• **EXERCISE GOAL**
Omit the pictures, then write out every entry exactly as it reads.

• **DATASET EXTRACT**
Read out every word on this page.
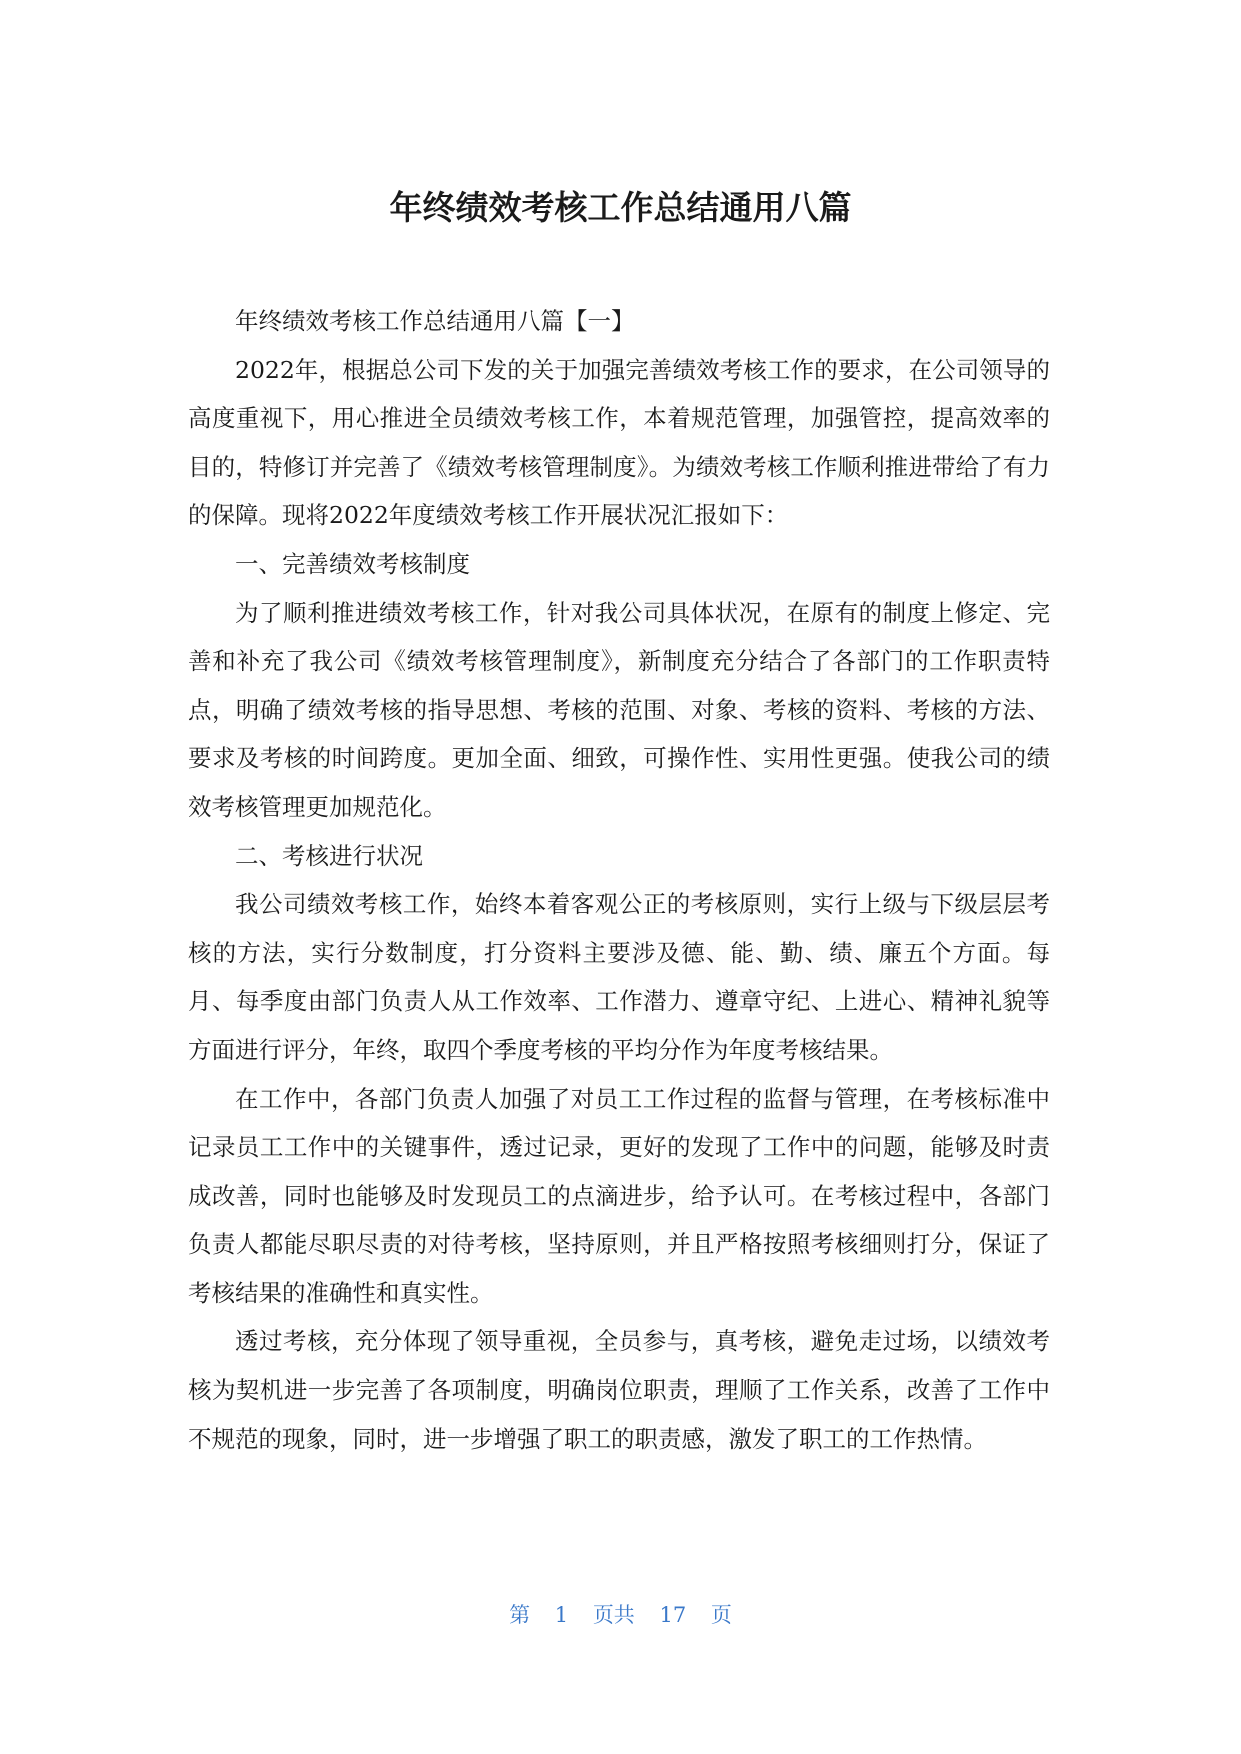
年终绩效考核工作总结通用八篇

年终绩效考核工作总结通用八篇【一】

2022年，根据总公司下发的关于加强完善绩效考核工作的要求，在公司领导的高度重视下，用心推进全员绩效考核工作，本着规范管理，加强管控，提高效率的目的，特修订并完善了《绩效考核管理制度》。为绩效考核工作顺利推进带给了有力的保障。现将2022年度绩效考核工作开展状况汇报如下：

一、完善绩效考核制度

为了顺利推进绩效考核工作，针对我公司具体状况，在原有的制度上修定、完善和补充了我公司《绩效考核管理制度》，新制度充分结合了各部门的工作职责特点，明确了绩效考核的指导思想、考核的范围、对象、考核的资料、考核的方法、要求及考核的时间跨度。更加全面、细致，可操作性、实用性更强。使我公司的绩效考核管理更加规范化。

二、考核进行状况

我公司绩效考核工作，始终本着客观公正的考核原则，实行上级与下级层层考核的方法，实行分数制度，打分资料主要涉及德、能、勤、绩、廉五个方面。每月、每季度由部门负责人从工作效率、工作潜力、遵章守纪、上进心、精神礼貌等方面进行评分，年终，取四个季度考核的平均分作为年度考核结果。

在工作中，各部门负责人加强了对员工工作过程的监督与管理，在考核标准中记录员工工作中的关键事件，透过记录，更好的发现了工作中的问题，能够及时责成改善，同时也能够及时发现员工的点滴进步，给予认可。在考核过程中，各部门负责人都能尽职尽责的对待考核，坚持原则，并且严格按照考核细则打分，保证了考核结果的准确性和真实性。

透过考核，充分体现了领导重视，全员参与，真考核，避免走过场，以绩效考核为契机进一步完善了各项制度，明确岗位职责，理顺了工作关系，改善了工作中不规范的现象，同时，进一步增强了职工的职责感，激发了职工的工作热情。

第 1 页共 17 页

• **FULL ANSWER**
Read out every word on this page.
年终绩效考核工作总结通用八篇

年终绩效考核工作总结通用八篇【一】

2022年，根据总公司下发的关于加强完善绩效考核工作的要求，在公司领导的高度重视下，用心推进全员绩效考核工作，本着规范管理，加强管控，提高效率的目的，特修订并完善了《绩效考核管理制度》。为绩效考核工作顺利推进带给了有力的保障。现将2022年度绩效考核工作开展状况汇报如下：

一、完善绩效考核制度

为了顺利推进绩效考核工作，针对我公司具体状况，在原有的制度上修定、完善和补充了我公司《绩效考核管理制度》，新制度充分结合了各部门的工作职责特点，明确了绩效考核的指导思想、考核的范围、对象、考核的资料、考核的方法、要求及考核的时间跨度。更加全面、细致，可操作性、实用性更强。使我公司的绩效考核管理更加规范化。

二、考核进行状况

我公司绩效考核工作，始终本着客观公正的考核原则，实行上级与下级层层考核的方法，实行分数制度，打分资料主要涉及德、能、勤、绩、廉五个方面。每月、每季度由部门负责人从工作效率、工作潜力、遵章守纪、上进心、精神礼貌等方面进行评分，年终，取四个季度考核的平均分作为年度考核结果。

在工作中，各部门负责人加强了对员工工作过程的监督与管理，在考核标准中记录员工工作中的关键事件，透过记录，更好的发现了工作中的问题，能够及时责成改善，同时也能够及时发现员工的点滴进步，给予认可。在考核过程中，各部门负责人都能尽职尽责的对待考核，坚持原则，并且严格按照考核细则打分，保证了考核结果的准确性和真实性。

透过考核，充分体现了领导重视，全员参与，真考核，避免走过场，以绩效考核为契机进一步完善了各项制度，明确岗位职责，理顺了工作关系，改善了工作中不规范的现象，同时，进一步增强了职工的职责感，激发了职工的工作热情。

第 1 页共 17 页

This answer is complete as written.